> _Exercise objective_
Type out the records that follow, exactly as given.

> _Information given_
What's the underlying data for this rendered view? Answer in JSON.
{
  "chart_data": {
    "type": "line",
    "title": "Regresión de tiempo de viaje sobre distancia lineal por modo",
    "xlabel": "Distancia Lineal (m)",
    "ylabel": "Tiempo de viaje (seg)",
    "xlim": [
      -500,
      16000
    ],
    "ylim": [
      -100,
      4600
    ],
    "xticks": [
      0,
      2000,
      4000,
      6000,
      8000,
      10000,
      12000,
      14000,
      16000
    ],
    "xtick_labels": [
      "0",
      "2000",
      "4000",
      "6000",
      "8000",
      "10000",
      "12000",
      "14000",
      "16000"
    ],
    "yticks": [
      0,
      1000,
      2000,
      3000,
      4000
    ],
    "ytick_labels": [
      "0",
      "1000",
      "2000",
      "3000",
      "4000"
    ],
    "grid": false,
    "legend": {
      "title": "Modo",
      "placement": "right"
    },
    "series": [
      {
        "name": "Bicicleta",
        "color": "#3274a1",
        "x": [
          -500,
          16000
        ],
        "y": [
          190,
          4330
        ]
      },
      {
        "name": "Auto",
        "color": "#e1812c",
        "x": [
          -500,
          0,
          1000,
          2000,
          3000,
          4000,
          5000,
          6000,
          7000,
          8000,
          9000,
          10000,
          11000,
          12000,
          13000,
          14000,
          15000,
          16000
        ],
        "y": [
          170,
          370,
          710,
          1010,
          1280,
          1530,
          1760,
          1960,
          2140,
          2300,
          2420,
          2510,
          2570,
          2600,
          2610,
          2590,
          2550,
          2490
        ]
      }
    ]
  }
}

> _Task output_
What's the underlying data for this rendered view? Answer in JSON.
{
  "chart_data": {
    "type": "line",
    "title": "Regresión de tiempo de viaje sobre distancia lineal por modo",
    "xlabel": "Distancia Lineal (m)",
    "ylabel": "Tiempo de viaje (seg)",
    "xlim": [
      -500,
      16000
    ],
    "ylim": [
      -100,
      4600
    ],
    "xticks": [
      0,
      2000,
      4000,
      6000,
      8000,
      10000,
      12000,
      14000,
      16000
    ],
    "xtick_labels": [
      "0",
      "2000",
      "4000",
      "6000",
      "8000",
      "10000",
      "12000",
      "14000",
      "16000"
    ],
    "yticks": [
      0,
      1000,
      2000,
      3000,
      4000
    ],
    "ytick_labels": [
      "0",
      "1000",
      "2000",
      "3000",
      "4000"
    ],
    "grid": false,
    "legend": {
      "title": "Modo",
      "placement": "right"
    },
    "series": [
      {
        "name": "Bicicleta",
        "color": "#3274a1",
        "x": [
          -500,
          16000
        ],
        "y": [
          190,
          4330
        ]
      },
      {
        "name": "Auto",
        "color": "#e1812c",
        "x": [
          -500,
          0,
          1000,
          2000,
          3000,
          4000,
          5000,
          6000,
          7000,
          8000,
          9000,
          10000,
          11000,
          12000,
          13000,
          14000,
          15000,
          16000
        ],
        "y": [
          170,
          370,
          710,
          1010,
          1280,
          1530,
          1760,
          1960,
          2140,
          2300,
          2420,
          2510,
          2570,
          2600,
          2610,
          2590,
          2550,
          2490
        ]
      }
    ]
  }
}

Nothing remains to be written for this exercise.